— BEGIN —

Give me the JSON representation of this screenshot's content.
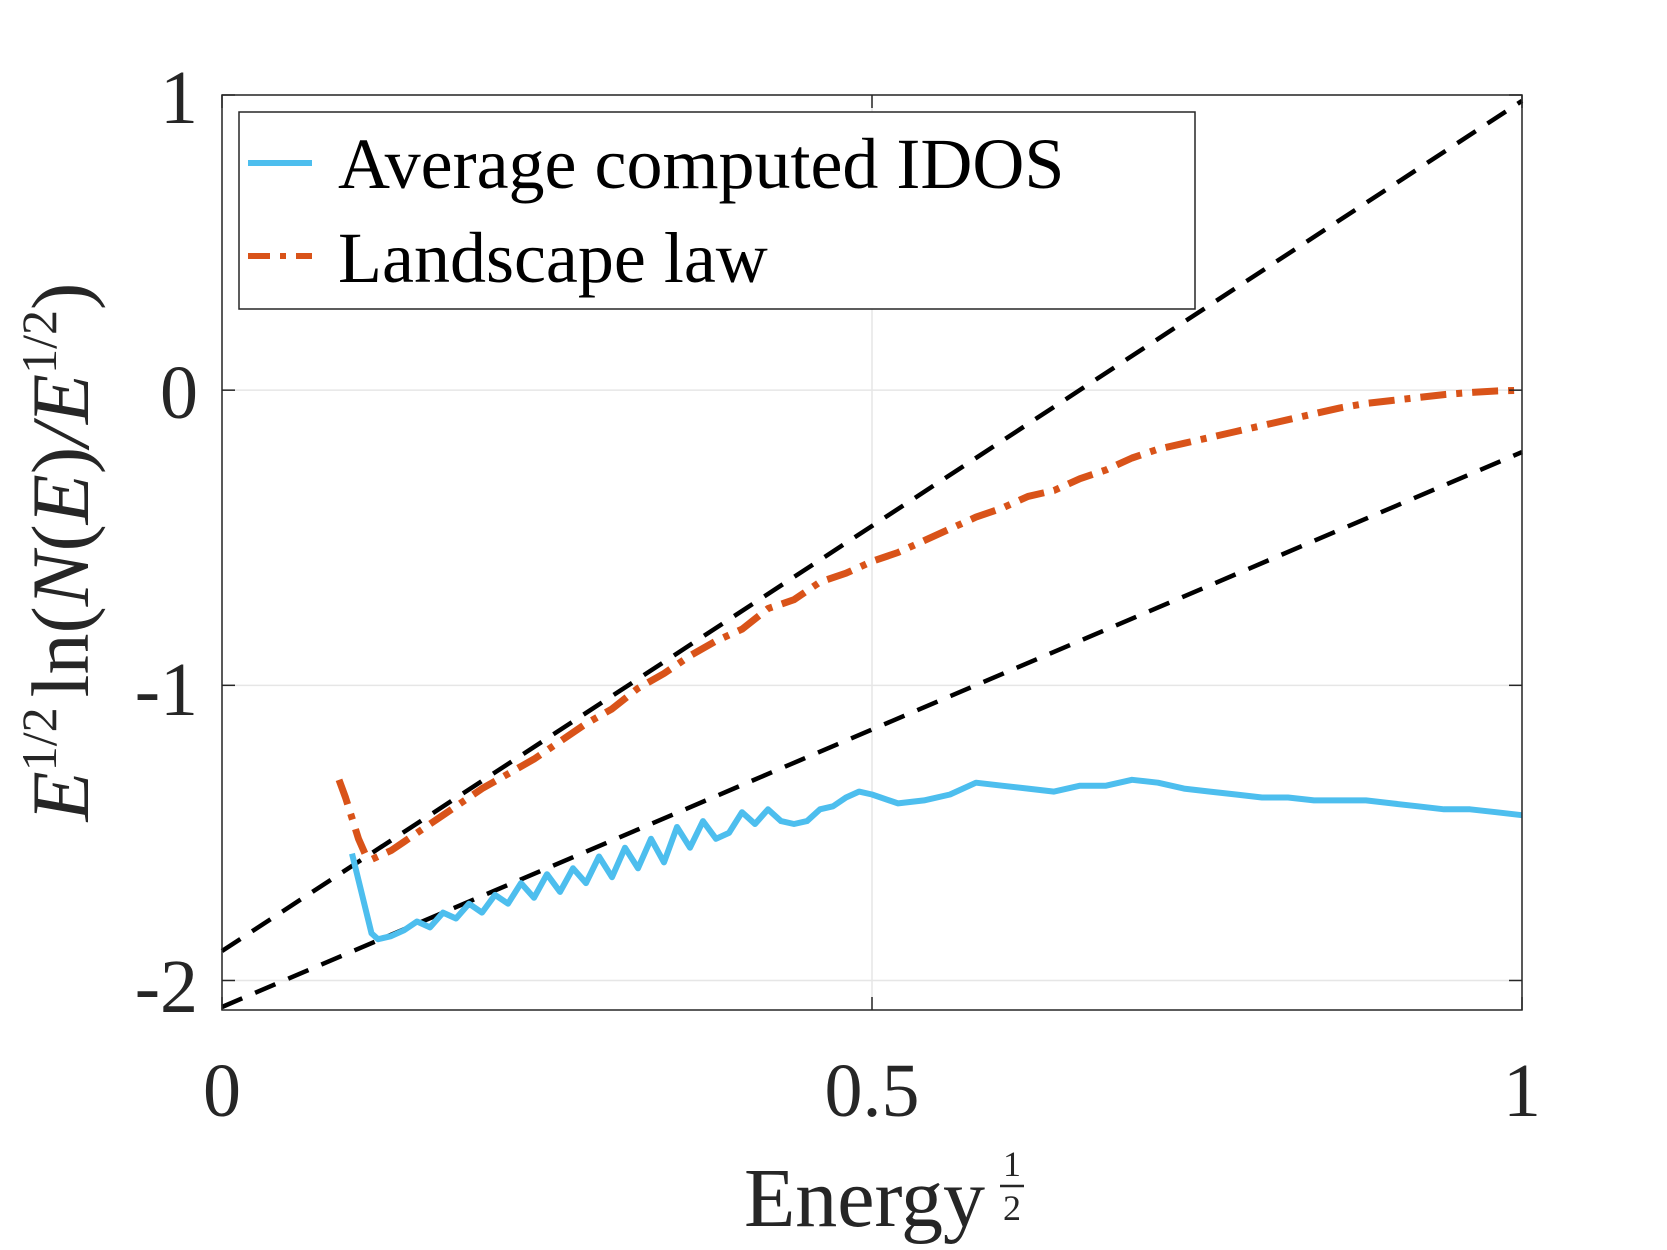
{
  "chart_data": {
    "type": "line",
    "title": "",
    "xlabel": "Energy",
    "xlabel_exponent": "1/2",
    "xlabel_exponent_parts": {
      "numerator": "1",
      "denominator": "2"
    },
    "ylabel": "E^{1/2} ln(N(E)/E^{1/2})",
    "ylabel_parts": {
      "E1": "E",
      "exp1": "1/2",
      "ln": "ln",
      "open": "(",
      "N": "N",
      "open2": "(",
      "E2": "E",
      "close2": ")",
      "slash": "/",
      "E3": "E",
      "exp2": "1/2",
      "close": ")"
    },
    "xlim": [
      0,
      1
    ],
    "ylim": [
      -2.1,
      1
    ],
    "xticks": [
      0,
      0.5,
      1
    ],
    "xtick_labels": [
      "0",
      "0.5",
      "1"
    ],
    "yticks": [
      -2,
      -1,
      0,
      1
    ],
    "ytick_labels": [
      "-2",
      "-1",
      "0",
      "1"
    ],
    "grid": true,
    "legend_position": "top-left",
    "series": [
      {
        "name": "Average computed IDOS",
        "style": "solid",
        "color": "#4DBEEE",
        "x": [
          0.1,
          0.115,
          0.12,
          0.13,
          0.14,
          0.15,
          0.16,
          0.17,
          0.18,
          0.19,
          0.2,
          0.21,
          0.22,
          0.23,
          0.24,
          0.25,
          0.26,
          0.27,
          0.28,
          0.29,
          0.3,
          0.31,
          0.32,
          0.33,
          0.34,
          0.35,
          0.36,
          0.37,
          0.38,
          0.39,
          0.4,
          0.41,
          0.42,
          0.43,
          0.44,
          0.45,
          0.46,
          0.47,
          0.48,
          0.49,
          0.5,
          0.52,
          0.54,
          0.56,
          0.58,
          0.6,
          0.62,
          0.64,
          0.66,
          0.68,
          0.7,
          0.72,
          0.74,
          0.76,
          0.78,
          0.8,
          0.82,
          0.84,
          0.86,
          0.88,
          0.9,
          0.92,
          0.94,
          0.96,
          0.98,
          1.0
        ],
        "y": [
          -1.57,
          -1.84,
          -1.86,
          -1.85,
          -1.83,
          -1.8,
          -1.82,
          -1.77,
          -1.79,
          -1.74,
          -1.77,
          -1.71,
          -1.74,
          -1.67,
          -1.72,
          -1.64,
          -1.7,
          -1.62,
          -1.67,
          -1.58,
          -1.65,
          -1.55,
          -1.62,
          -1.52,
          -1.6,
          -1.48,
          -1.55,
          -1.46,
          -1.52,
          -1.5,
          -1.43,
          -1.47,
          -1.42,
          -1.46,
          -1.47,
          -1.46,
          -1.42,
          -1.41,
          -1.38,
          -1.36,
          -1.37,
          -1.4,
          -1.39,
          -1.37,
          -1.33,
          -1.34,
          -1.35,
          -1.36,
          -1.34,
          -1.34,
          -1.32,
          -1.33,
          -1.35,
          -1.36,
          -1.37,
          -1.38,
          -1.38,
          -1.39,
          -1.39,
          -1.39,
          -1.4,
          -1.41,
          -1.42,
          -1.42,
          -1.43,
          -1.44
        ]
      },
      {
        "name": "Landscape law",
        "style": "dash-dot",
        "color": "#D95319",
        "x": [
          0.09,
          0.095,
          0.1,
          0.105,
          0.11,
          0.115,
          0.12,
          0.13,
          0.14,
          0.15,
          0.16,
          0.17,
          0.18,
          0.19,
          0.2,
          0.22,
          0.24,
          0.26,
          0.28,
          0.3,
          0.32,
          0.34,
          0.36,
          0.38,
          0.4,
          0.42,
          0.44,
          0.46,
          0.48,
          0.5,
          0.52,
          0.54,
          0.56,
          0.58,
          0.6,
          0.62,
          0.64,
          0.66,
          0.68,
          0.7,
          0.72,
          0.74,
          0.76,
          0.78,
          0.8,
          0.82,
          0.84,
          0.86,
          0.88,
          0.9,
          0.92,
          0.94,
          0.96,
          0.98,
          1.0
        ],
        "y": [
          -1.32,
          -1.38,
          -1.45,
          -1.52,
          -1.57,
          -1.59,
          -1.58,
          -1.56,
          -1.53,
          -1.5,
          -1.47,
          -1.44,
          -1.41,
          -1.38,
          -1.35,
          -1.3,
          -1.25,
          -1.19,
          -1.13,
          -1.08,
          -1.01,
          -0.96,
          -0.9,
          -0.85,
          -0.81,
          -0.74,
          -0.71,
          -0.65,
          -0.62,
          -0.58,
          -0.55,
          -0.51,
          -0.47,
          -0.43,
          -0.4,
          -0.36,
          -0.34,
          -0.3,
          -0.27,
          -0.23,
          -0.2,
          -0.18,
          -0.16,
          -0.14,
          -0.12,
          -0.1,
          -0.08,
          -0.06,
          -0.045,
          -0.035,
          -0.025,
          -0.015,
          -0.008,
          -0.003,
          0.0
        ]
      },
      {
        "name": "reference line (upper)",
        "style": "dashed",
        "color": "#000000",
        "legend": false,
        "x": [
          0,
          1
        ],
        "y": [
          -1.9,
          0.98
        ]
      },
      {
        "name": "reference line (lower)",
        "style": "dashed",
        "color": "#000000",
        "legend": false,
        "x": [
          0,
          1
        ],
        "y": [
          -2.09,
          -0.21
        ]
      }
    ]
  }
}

— END —

## [Exercise instructions]
Reproduce every line of the material precisely, omitting its pictures.

## [Solution for this problem]
Give me the JSON representation of this screenshot's content.
{
  "chart_data": {
    "type": "line",
    "title": "",
    "xlabel": "Energy",
    "xlabel_exponent": "1/2",
    "xlabel_exponent_parts": {
      "numerator": "1",
      "denominator": "2"
    },
    "ylabel": "E^{1/2} ln(N(E)/E^{1/2})",
    "ylabel_parts": {
      "E1": "E",
      "exp1": "1/2",
      "ln": "ln",
      "open": "(",
      "N": "N",
      "open2": "(",
      "E2": "E",
      "close2": ")",
      "slash": "/",
      "E3": "E",
      "exp2": "1/2",
      "close": ")"
    },
    "xlim": [
      0,
      1
    ],
    "ylim": [
      -2.1,
      1
    ],
    "xticks": [
      0,
      0.5,
      1
    ],
    "xtick_labels": [
      "0",
      "0.5",
      "1"
    ],
    "yticks": [
      -2,
      -1,
      0,
      1
    ],
    "ytick_labels": [
      "-2",
      "-1",
      "0",
      "1"
    ],
    "grid": true,
    "legend_position": "top-left",
    "series": [
      {
        "name": "Average computed IDOS",
        "style": "solid",
        "color": "#4DBEEE",
        "x": [
          0.1,
          0.115,
          0.12,
          0.13,
          0.14,
          0.15,
          0.16,
          0.17,
          0.18,
          0.19,
          0.2,
          0.21,
          0.22,
          0.23,
          0.24,
          0.25,
          0.26,
          0.27,
          0.28,
          0.29,
          0.3,
          0.31,
          0.32,
          0.33,
          0.34,
          0.35,
          0.36,
          0.37,
          0.38,
          0.39,
          0.4,
          0.41,
          0.42,
          0.43,
          0.44,
          0.45,
          0.46,
          0.47,
          0.48,
          0.49,
          0.5,
          0.52,
          0.54,
          0.56,
          0.58,
          0.6,
          0.62,
          0.64,
          0.66,
          0.68,
          0.7,
          0.72,
          0.74,
          0.76,
          0.78,
          0.8,
          0.82,
          0.84,
          0.86,
          0.88,
          0.9,
          0.92,
          0.94,
          0.96,
          0.98,
          1.0
        ],
        "y": [
          -1.57,
          -1.84,
          -1.86,
          -1.85,
          -1.83,
          -1.8,
          -1.82,
          -1.77,
          -1.79,
          -1.74,
          -1.77,
          -1.71,
          -1.74,
          -1.67,
          -1.72,
          -1.64,
          -1.7,
          -1.62,
          -1.67,
          -1.58,
          -1.65,
          -1.55,
          -1.62,
          -1.52,
          -1.6,
          -1.48,
          -1.55,
          -1.46,
          -1.52,
          -1.5,
          -1.43,
          -1.47,
          -1.42,
          -1.46,
          -1.47,
          -1.46,
          -1.42,
          -1.41,
          -1.38,
          -1.36,
          -1.37,
          -1.4,
          -1.39,
          -1.37,
          -1.33,
          -1.34,
          -1.35,
          -1.36,
          -1.34,
          -1.34,
          -1.32,
          -1.33,
          -1.35,
          -1.36,
          -1.37,
          -1.38,
          -1.38,
          -1.39,
          -1.39,
          -1.39,
          -1.4,
          -1.41,
          -1.42,
          -1.42,
          -1.43,
          -1.44
        ]
      },
      {
        "name": "Landscape law",
        "style": "dash-dot",
        "color": "#D95319",
        "x": [
          0.09,
          0.095,
          0.1,
          0.105,
          0.11,
          0.115,
          0.12,
          0.13,
          0.14,
          0.15,
          0.16,
          0.17,
          0.18,
          0.19,
          0.2,
          0.22,
          0.24,
          0.26,
          0.28,
          0.3,
          0.32,
          0.34,
          0.36,
          0.38,
          0.4,
          0.42,
          0.44,
          0.46,
          0.48,
          0.5,
          0.52,
          0.54,
          0.56,
          0.58,
          0.6,
          0.62,
          0.64,
          0.66,
          0.68,
          0.7,
          0.72,
          0.74,
          0.76,
          0.78,
          0.8,
          0.82,
          0.84,
          0.86,
          0.88,
          0.9,
          0.92,
          0.94,
          0.96,
          0.98,
          1.0
        ],
        "y": [
          -1.32,
          -1.38,
          -1.45,
          -1.52,
          -1.57,
          -1.59,
          -1.58,
          -1.56,
          -1.53,
          -1.5,
          -1.47,
          -1.44,
          -1.41,
          -1.38,
          -1.35,
          -1.3,
          -1.25,
          -1.19,
          -1.13,
          -1.08,
          -1.01,
          -0.96,
          -0.9,
          -0.85,
          -0.81,
          -0.74,
          -0.71,
          -0.65,
          -0.62,
          -0.58,
          -0.55,
          -0.51,
          -0.47,
          -0.43,
          -0.4,
          -0.36,
          -0.34,
          -0.3,
          -0.27,
          -0.23,
          -0.2,
          -0.18,
          -0.16,
          -0.14,
          -0.12,
          -0.1,
          -0.08,
          -0.06,
          -0.045,
          -0.035,
          -0.025,
          -0.015,
          -0.008,
          -0.003,
          0.0
        ]
      },
      {
        "name": "reference line (upper)",
        "style": "dashed",
        "color": "#000000",
        "legend": false,
        "x": [
          0,
          1
        ],
        "y": [
          -1.9,
          0.98
        ]
      },
      {
        "name": "reference line (lower)",
        "style": "dashed",
        "color": "#000000",
        "legend": false,
        "x": [
          0,
          1
        ],
        "y": [
          -2.09,
          -0.21
        ]
      }
    ]
  }
}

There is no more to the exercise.